Pictures should be excluded; otherwise, copy every entry exactly.

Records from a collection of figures
◇ ◇ ◇
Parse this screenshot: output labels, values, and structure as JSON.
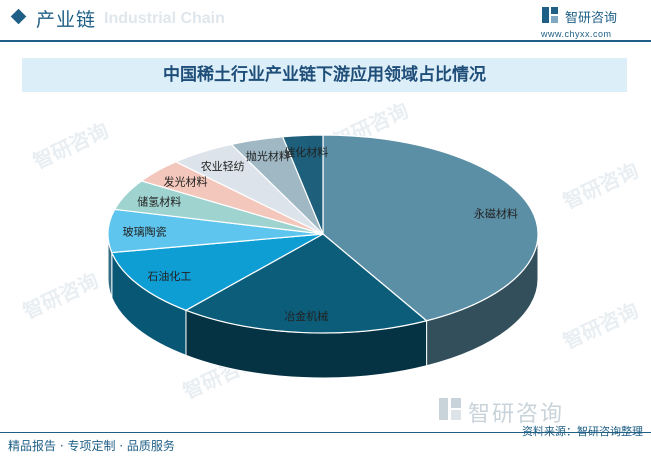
{
  "header": {
    "title": "产业链",
    "watermark": "Industrial Chain",
    "brand_name": "智研咨询",
    "brand_url": "www.chyxx.com"
  },
  "chart_data": {
    "type": "pie",
    "title": "中国稀土行业产业链下游应用领域占比情况",
    "categories": [
      "永磁材料",
      "冶金机械",
      "石油化工",
      "玻璃陶瓷",
      "储氢材料",
      "发光材料",
      "农业轻纺",
      "抛光材料",
      "催化材料"
    ],
    "values": [
      42,
      19,
      11,
      7,
      5,
      4,
      5,
      4,
      3
    ],
    "colors": [
      "#5b8fa6",
      "#0b5d7a",
      "#0e9ed4",
      "#5ec6ee",
      "#9fd3cf",
      "#f3c7bb",
      "#dce3ea",
      "#9fb8c4",
      "#1e5f7b"
    ],
    "legend": "none",
    "style": "3d"
  },
  "watermark_text": "智研咨询",
  "bottom_brand": "智研咨询",
  "footer": {
    "tagline": "精品报告 · 专项定制 · 品质服务",
    "source": "资料来源：智研咨询整理"
  }
}
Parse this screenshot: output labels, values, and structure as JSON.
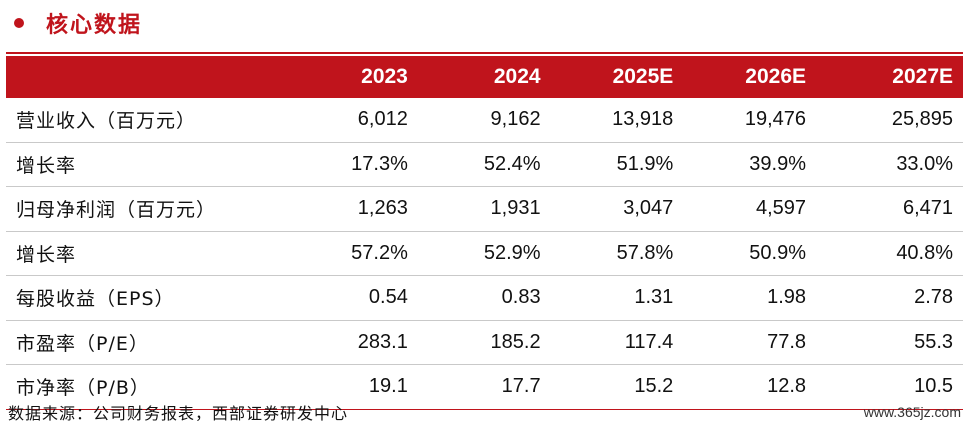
{
  "section": {
    "title": "核心数据"
  },
  "table": {
    "headers": [
      "2023",
      "2024",
      "2025E",
      "2026E",
      "2027E"
    ],
    "rows": [
      {
        "label": "营业收入（百万元）",
        "values": [
          "6,012",
          "9,162",
          "13,918",
          "19,476",
          "25,895"
        ]
      },
      {
        "label": "增长率",
        "values": [
          "17.3%",
          "52.4%",
          "51.9%",
          "39.9%",
          "33.0%"
        ]
      },
      {
        "label": "归母净利润（百万元）",
        "values": [
          "1,263",
          "1,931",
          "3,047",
          "4,597",
          "6,471"
        ]
      },
      {
        "label": "增长率",
        "values": [
          "57.2%",
          "52.9%",
          "57.8%",
          "50.9%",
          "40.8%"
        ]
      },
      {
        "label": "每股收益（EPS）",
        "values": [
          "0.54",
          "0.83",
          "1.31",
          "1.98",
          "2.78"
        ]
      },
      {
        "label": "市盈率（P/E）",
        "values": [
          "283.1",
          "185.2",
          "117.4",
          "77.8",
          "55.3"
        ]
      },
      {
        "label": "市净率（P/B）",
        "values": [
          "19.1",
          "17.7",
          "15.2",
          "12.8",
          "10.5"
        ]
      }
    ]
  },
  "footer": {
    "source": "数据来源：公司财务报表，西部证券研发中心",
    "watermark": "www.365jz.com"
  },
  "colors": {
    "accent": "#c0141c"
  }
}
◇ ◇ ◇
**Answer below**:
Parse this screenshot: output labels, values, and structure as JSON.
{
  "header": {
    "title": "产业链",
    "watermark": "Industrial Chain",
    "brand_name": "智研咨询",
    "brand_url": "www.chyxx.com"
  },
  "chart_data": {
    "type": "pie",
    "title": "中国稀土行业产业链下游应用领域占比情况",
    "categories": [
      "永磁材料",
      "冶金机械",
      "石油化工",
      "玻璃陶瓷",
      "储氢材料",
      "发光材料",
      "农业轻纺",
      "抛光材料",
      "催化材料"
    ],
    "values": [
      42,
      19,
      11,
      7,
      5,
      4,
      5,
      4,
      3
    ],
    "colors": [
      "#5b8fa6",
      "#0b5d7a",
      "#0e9ed4",
      "#5ec6ee",
      "#9fd3cf",
      "#f3c7bb",
      "#dce3ea",
      "#9fb8c4",
      "#1e5f7b"
    ],
    "legend": "none",
    "style": "3d"
  },
  "watermark_text": "智研咨询",
  "bottom_brand": "智研咨询",
  "footer": {
    "tagline": "精品报告 · 专项定制 · 品质服务",
    "source": "资料来源：智研咨询整理"
  }
}
Parse this screenshot: output labels, values, and structure as JSON.
{
  "section": {
    "title": "核心数据"
  },
  "table": {
    "headers": [
      "2023",
      "2024",
      "2025E",
      "2026E",
      "2027E"
    ],
    "rows": [
      {
        "label": "营业收入（百万元）",
        "values": [
          "6,012",
          "9,162",
          "13,918",
          "19,476",
          "25,895"
        ]
      },
      {
        "label": "增长率",
        "values": [
          "17.3%",
          "52.4%",
          "51.9%",
          "39.9%",
          "33.0%"
        ]
      },
      {
        "label": "归母净利润（百万元）",
        "values": [
          "1,263",
          "1,931",
          "3,047",
          "4,597",
          "6,471"
        ]
      },
      {
        "label": "增长率",
        "values": [
          "57.2%",
          "52.9%",
          "57.8%",
          "50.9%",
          "40.8%"
        ]
      },
      {
        "label": "每股收益（EPS）",
        "values": [
          "0.54",
          "0.83",
          "1.31",
          "1.98",
          "2.78"
        ]
      },
      {
        "label": "市盈率（P/E）",
        "values": [
          "283.1",
          "185.2",
          "117.4",
          "77.8",
          "55.3"
        ]
      },
      {
        "label": "市净率（P/B）",
        "values": [
          "19.1",
          "17.7",
          "15.2",
          "12.8",
          "10.5"
        ]
      }
    ]
  },
  "footer": {
    "source": "数据来源：公司财务报表，西部证券研发中心",
    "watermark": "www.365jz.com"
  },
  "colors": {
    "accent": "#c0141c"
  }
}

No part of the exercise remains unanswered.